EXERCISE OBJECTIVE:
Set out each line from the following listing that includes the word "emission".

WORKING DATA:
▼

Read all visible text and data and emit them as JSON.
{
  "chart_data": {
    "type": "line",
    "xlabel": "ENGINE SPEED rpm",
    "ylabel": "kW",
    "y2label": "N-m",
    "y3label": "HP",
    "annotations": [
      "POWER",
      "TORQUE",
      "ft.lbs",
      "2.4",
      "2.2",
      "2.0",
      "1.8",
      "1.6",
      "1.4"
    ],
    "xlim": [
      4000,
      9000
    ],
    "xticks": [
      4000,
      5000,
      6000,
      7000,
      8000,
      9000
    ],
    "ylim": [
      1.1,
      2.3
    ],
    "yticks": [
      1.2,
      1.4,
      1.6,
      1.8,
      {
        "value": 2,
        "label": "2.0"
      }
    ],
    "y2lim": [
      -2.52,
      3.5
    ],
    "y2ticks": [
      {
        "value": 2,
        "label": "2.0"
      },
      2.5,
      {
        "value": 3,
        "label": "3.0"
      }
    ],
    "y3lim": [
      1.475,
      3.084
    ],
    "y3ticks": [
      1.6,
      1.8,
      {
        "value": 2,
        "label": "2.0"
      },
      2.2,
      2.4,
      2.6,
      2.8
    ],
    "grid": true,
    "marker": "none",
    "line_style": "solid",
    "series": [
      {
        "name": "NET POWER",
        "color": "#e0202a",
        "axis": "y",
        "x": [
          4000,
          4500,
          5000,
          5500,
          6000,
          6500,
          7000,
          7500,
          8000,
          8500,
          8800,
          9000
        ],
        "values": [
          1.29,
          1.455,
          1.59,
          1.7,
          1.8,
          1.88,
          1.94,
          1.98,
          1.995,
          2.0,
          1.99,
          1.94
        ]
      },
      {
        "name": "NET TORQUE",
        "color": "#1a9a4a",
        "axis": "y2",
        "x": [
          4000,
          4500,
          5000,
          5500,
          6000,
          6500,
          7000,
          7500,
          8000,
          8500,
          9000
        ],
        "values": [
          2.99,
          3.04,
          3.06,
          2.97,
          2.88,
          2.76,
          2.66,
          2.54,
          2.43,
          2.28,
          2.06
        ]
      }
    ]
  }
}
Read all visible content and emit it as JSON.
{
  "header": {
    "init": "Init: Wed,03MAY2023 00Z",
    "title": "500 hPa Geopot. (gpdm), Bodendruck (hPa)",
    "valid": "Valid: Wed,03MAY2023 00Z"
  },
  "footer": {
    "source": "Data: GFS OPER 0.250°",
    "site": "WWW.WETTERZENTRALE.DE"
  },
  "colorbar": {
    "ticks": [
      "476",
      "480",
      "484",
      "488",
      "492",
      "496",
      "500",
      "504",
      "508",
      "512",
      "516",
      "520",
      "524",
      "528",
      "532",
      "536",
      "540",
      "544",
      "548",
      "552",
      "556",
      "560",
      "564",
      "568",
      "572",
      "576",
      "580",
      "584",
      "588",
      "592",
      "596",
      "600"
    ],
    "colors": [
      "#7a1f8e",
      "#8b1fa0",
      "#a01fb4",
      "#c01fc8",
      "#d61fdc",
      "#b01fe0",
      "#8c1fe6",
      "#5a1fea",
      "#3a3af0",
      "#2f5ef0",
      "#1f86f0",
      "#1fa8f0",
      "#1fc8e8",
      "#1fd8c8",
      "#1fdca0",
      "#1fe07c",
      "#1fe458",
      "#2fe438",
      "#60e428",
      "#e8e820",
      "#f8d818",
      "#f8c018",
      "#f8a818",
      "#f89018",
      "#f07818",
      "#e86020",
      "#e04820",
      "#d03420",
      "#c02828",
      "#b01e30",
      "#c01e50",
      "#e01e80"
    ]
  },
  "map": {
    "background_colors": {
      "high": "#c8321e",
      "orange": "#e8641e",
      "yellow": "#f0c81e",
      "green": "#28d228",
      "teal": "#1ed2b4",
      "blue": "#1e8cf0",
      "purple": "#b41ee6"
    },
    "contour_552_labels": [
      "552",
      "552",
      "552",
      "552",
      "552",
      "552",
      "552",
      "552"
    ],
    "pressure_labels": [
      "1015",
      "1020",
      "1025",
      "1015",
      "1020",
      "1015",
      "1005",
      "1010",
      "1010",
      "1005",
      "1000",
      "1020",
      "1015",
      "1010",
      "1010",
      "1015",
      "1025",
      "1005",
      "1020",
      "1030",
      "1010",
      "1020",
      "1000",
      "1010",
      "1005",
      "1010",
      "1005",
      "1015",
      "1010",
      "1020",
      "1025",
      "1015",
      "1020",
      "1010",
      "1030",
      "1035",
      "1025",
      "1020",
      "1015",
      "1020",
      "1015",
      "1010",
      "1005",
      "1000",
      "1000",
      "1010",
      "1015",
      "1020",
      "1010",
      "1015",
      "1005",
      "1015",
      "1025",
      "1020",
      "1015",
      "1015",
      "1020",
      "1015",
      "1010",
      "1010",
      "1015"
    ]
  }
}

▲
▼

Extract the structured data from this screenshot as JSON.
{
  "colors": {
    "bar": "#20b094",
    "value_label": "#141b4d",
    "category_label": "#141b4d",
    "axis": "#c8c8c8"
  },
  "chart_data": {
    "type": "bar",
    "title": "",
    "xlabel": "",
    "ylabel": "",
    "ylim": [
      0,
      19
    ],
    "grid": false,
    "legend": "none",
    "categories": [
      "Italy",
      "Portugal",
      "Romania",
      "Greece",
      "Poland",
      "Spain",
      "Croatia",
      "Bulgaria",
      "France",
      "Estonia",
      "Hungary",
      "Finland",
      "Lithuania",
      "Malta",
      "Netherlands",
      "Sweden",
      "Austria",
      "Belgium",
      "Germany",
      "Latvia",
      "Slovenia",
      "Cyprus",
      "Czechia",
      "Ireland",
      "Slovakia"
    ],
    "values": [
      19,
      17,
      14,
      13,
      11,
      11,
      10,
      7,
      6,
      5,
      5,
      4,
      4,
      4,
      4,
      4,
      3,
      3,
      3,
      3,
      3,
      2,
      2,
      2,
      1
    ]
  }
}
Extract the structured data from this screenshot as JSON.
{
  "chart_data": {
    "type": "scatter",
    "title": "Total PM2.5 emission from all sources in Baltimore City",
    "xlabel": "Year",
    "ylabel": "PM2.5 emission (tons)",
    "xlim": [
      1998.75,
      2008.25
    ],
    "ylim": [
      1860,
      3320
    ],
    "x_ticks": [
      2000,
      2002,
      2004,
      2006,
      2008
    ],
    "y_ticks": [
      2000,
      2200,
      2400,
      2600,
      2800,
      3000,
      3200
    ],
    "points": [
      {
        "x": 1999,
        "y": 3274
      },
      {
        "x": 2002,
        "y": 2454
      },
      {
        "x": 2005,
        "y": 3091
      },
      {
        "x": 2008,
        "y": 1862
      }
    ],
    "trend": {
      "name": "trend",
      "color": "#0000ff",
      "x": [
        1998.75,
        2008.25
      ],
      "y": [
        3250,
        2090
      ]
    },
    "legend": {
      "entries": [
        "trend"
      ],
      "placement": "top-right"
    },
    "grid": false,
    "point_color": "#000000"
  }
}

▲

THE REPLY:
    "title": "Total PM2.5 emission from all sources in Baltimore City",
    "ylabel": "PM2.5 emission (tons)",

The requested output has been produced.